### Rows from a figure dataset

((

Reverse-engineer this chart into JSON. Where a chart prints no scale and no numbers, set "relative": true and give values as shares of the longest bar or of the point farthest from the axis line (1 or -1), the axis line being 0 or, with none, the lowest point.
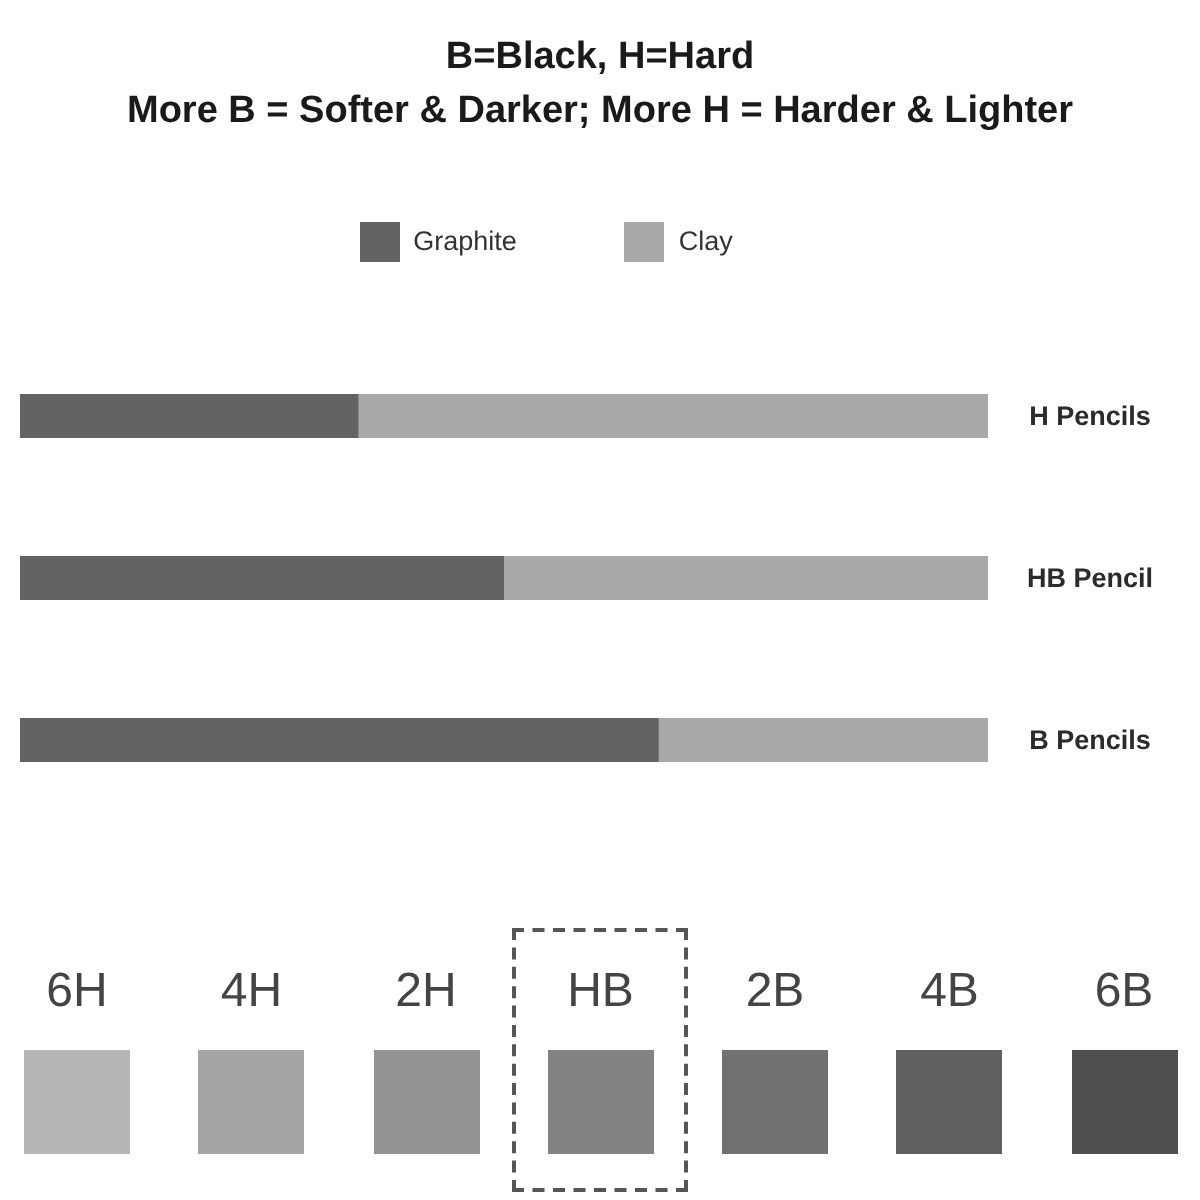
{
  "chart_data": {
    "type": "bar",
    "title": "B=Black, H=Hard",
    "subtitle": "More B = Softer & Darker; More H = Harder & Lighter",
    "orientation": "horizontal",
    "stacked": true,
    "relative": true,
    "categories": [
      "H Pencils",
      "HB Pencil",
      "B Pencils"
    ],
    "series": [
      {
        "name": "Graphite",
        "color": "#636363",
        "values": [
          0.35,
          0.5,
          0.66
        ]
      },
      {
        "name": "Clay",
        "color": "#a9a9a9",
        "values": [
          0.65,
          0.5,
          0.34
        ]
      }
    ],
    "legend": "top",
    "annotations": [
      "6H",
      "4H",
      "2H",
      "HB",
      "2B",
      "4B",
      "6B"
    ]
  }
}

))

### Objective
Write the records out once more, exactly as they appear, with no pictures.

### Answer to this task
Reverse-engineer this chart into JSON. Where a chart prints no scale and no numbers, set "relative": true and give values as shares of the longest bar or of the point farthest from the axis line (1 or -1), the axis line being 0 or, with none, the lowest point.
{
  "chart_data": {
    "type": "bar",
    "title": "B=Black, H=Hard",
    "subtitle": "More B = Softer & Darker; More H = Harder & Lighter",
    "orientation": "horizontal",
    "stacked": true,
    "relative": true,
    "categories": [
      "H Pencils",
      "HB Pencil",
      "B Pencils"
    ],
    "series": [
      {
        "name": "Graphite",
        "color": "#636363",
        "values": [
          0.35,
          0.5,
          0.66
        ]
      },
      {
        "name": "Clay",
        "color": "#a9a9a9",
        "values": [
          0.65,
          0.5,
          0.34
        ]
      }
    ],
    "legend": "top",
    "annotations": [
      "6H",
      "4H",
      "2H",
      "HB",
      "2B",
      "4B",
      "6B"
    ]
  }
}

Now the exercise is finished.